(Data items)
* Start *

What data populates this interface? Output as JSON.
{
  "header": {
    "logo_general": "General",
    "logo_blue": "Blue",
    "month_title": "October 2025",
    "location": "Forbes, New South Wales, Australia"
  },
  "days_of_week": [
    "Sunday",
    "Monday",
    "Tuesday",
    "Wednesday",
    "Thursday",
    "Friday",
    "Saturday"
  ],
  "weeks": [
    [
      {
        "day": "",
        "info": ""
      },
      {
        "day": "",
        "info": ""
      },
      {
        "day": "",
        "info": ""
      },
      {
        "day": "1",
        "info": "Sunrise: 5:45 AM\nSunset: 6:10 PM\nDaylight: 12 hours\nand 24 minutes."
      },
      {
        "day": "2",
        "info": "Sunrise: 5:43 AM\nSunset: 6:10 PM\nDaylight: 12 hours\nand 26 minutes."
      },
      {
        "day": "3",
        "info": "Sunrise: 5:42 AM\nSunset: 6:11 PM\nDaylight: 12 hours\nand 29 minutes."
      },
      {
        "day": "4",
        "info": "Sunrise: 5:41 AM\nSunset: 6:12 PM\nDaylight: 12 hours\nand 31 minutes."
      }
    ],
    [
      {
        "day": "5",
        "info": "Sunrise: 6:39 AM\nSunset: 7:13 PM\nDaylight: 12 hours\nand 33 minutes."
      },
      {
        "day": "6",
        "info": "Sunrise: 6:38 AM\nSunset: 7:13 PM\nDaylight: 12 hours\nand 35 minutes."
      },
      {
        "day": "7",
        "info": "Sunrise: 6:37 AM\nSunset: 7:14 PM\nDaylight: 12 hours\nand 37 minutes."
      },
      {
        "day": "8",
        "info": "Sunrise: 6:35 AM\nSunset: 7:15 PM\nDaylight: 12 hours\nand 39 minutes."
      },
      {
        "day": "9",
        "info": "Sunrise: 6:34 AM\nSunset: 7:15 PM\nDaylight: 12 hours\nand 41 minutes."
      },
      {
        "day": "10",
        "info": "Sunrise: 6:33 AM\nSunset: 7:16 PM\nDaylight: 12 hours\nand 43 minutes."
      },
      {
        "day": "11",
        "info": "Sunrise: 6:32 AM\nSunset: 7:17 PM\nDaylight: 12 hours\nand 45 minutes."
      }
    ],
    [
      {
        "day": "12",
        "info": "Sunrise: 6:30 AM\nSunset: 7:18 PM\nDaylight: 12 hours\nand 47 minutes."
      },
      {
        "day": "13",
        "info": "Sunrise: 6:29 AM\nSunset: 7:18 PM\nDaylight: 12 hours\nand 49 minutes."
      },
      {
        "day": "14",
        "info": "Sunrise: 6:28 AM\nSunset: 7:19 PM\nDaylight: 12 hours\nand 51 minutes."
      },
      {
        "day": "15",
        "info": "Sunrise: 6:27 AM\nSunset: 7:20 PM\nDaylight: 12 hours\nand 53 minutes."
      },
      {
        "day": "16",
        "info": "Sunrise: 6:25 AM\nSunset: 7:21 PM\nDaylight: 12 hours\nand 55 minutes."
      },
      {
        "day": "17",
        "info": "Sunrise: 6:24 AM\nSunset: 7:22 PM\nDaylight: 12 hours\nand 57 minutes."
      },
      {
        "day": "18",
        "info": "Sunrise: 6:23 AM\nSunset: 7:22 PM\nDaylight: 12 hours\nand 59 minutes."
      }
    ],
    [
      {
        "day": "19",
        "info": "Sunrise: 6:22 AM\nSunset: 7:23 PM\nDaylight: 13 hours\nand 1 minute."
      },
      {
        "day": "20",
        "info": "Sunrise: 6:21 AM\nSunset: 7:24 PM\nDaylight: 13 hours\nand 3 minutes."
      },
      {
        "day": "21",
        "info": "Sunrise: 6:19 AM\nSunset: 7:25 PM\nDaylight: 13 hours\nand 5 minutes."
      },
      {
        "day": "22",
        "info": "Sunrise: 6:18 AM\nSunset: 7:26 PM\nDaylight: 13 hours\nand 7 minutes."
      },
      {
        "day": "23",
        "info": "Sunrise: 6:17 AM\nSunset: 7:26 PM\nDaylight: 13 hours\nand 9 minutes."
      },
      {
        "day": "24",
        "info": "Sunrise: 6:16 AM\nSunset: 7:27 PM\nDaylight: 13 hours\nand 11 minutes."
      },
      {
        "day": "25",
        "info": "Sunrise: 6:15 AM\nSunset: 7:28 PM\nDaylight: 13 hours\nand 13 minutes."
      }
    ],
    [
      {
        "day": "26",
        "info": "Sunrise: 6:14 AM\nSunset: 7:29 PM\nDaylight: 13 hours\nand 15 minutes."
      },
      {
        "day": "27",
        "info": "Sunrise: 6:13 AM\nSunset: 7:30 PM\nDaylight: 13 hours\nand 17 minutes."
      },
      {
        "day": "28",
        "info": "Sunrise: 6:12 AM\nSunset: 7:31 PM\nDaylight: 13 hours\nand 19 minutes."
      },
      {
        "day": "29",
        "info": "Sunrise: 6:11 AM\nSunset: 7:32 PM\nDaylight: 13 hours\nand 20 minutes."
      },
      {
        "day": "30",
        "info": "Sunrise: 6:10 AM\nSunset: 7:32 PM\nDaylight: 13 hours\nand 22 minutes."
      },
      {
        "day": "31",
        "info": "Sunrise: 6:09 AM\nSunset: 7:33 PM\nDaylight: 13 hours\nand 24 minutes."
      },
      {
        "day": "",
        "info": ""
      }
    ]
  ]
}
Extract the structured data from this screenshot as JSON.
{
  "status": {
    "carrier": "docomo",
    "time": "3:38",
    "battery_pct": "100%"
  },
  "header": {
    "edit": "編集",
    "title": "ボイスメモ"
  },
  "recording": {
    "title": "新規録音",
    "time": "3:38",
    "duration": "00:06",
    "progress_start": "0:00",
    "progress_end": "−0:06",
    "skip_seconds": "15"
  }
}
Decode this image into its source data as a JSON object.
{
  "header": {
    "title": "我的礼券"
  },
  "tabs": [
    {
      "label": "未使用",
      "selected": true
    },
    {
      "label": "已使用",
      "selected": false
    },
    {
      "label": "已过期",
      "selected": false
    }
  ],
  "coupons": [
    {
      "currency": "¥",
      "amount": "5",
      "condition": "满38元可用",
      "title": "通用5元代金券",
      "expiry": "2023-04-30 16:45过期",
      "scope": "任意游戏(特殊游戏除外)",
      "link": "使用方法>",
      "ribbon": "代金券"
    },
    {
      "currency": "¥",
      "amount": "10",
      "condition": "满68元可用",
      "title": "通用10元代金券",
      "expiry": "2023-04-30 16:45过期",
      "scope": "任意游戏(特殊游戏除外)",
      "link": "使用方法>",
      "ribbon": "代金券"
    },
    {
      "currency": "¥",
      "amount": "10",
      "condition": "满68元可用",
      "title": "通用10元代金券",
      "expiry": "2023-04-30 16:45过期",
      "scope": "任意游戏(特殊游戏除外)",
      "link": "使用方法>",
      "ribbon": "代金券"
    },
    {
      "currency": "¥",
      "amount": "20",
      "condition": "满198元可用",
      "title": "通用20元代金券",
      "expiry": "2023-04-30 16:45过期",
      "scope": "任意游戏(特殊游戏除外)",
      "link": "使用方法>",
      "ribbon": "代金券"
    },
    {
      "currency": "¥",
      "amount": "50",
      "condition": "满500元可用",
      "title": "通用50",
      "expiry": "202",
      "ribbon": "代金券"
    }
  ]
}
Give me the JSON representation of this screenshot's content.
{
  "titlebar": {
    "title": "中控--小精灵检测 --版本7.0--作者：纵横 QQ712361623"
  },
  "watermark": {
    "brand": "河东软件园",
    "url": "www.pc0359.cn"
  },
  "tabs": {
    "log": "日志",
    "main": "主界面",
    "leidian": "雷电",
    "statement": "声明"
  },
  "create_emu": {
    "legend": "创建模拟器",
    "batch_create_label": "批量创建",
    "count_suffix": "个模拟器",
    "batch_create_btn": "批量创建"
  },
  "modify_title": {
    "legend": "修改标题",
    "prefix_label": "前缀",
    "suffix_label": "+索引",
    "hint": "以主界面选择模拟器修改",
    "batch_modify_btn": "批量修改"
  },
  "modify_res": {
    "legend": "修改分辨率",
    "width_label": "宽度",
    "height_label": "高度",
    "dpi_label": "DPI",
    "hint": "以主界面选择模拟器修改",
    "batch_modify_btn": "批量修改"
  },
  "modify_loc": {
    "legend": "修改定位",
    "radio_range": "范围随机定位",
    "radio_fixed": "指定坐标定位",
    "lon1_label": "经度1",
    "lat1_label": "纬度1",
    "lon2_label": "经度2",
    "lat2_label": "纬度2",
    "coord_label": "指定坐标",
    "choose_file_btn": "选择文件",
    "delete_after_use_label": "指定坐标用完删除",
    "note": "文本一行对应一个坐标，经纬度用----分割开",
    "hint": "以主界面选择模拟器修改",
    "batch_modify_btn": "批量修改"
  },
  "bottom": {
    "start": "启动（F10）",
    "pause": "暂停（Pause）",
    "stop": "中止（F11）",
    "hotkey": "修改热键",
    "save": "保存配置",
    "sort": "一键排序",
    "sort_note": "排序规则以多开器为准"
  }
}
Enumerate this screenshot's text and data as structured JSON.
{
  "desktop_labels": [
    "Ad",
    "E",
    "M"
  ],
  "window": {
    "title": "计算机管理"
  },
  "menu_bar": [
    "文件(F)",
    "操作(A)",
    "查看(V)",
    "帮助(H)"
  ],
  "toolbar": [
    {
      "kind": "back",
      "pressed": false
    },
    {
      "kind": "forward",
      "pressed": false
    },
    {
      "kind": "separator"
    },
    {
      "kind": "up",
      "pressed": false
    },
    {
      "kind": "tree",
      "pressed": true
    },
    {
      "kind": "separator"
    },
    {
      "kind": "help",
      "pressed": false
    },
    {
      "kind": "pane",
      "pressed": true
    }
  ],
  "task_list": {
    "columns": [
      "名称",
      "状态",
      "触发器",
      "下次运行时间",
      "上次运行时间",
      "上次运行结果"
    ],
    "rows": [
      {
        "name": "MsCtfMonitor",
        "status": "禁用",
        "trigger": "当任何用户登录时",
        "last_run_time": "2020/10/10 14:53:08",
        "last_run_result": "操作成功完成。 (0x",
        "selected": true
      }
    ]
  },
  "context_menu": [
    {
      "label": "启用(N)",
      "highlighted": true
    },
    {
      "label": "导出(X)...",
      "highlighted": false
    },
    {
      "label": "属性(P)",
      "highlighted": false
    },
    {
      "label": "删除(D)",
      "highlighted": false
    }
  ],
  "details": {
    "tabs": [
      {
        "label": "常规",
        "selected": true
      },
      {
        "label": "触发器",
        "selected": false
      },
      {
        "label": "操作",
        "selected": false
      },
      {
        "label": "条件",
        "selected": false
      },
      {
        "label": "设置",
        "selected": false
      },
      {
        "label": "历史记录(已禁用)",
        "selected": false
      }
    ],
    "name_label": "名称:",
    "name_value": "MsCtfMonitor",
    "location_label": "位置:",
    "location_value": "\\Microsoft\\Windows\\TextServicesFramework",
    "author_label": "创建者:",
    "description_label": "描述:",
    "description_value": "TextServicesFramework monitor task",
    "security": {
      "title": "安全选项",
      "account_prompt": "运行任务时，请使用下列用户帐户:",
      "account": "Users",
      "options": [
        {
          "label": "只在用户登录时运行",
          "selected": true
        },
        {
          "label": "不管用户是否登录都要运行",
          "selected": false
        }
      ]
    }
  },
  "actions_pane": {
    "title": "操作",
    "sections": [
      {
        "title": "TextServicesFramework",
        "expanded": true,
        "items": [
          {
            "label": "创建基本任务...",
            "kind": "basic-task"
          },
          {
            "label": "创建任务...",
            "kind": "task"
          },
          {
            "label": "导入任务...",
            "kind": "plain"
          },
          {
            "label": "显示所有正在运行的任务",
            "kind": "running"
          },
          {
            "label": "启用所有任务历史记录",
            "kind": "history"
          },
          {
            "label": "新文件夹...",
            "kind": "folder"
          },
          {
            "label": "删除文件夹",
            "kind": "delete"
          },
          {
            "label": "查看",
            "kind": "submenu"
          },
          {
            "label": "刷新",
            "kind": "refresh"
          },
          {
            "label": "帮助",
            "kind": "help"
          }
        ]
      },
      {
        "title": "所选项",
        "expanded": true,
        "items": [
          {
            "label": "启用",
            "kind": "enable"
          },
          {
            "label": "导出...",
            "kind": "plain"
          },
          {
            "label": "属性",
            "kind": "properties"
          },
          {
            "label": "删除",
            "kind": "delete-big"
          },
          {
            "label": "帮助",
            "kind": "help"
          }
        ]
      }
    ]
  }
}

* End *

* **Task objective**
Select from the material above each line in which the string "TextServicesFramework" appears, and list those lines.

* **Response to the task**
    "location_value": "\\Microsoft\\Windows\\TextServicesFramework",
    "description_value": "TextServicesFramework monitor task",
        "title": "TextServicesFramework",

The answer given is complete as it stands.